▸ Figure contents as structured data
— start —
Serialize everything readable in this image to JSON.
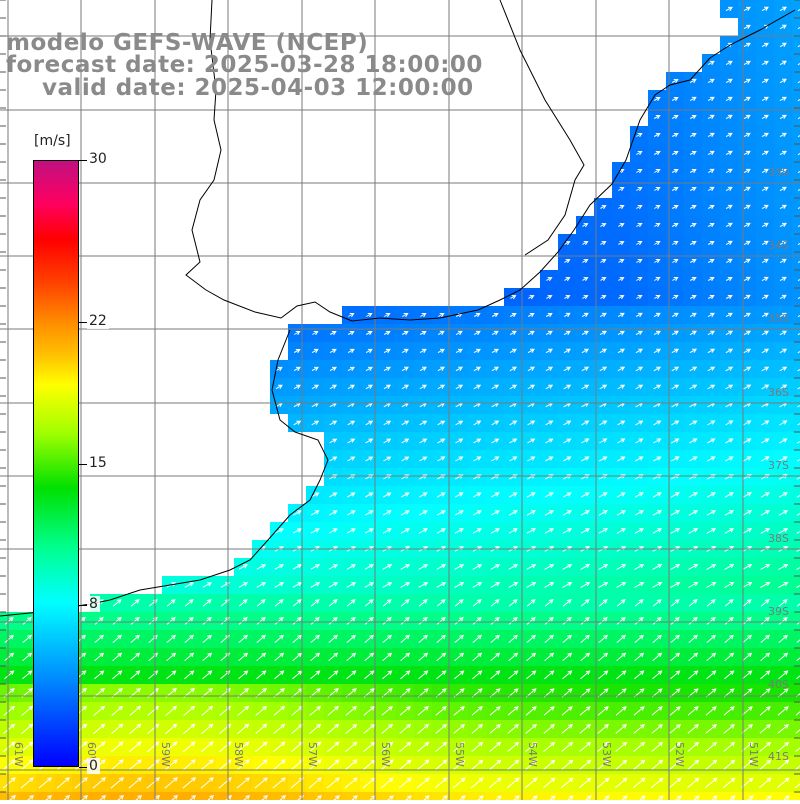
{
  "title": {
    "line1": "modelo GEFS-WAVE (NCEP)",
    "line2": "forecast date: 2025-03-28 18:00:00",
    "line3": "valid date: 2025-04-03 12:00:00"
  },
  "colorbar": {
    "unit": "[m/s]",
    "min": 0,
    "max": 30,
    "ticks": [
      "30",
      "22",
      "15",
      "8",
      "0"
    ],
    "tick_values": [
      30,
      22,
      15,
      8,
      0
    ]
  },
  "lat_labels": [
    "33S",
    "34S",
    "35S",
    "36S",
    "37S",
    "38S",
    "39S",
    "40S",
    "41S"
  ],
  "lon_labels": [
    "61W",
    "60W",
    "59W",
    "58W",
    "57W",
    "56W",
    "55W",
    "54W",
    "53W",
    "52W",
    "51W"
  ],
  "colors": {
    "land": "#ffffff",
    "grid": "#7a7a7a",
    "coast": "#000000",
    "arrow": "#ffffff",
    "title": "#8a8a8a"
  }
}
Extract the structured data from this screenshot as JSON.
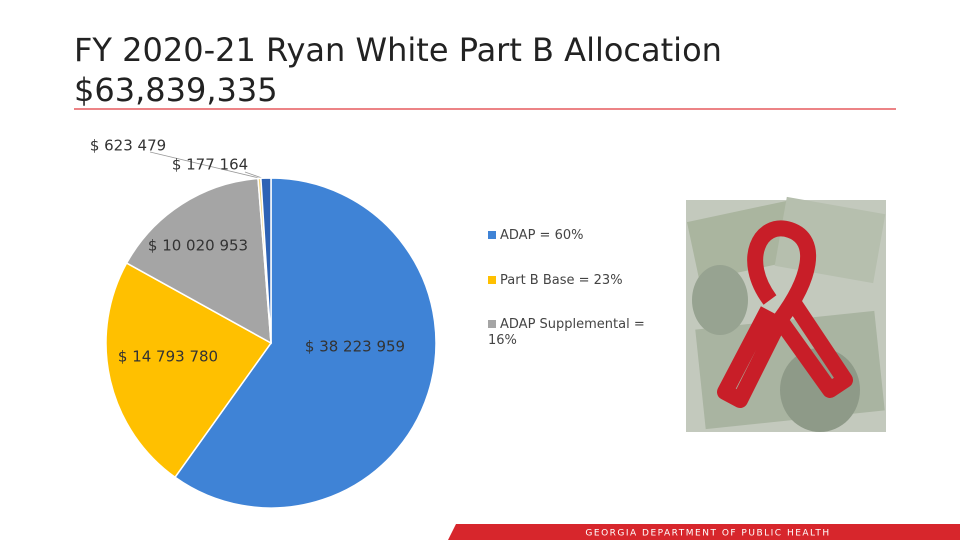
— end —
Looking at the data above, show all lines where the word "date" occurs.

    "line2": "forecast date: 2025-03-28 18:00:00",
    "line3": "valid date: 2025-04-03 12:00:00"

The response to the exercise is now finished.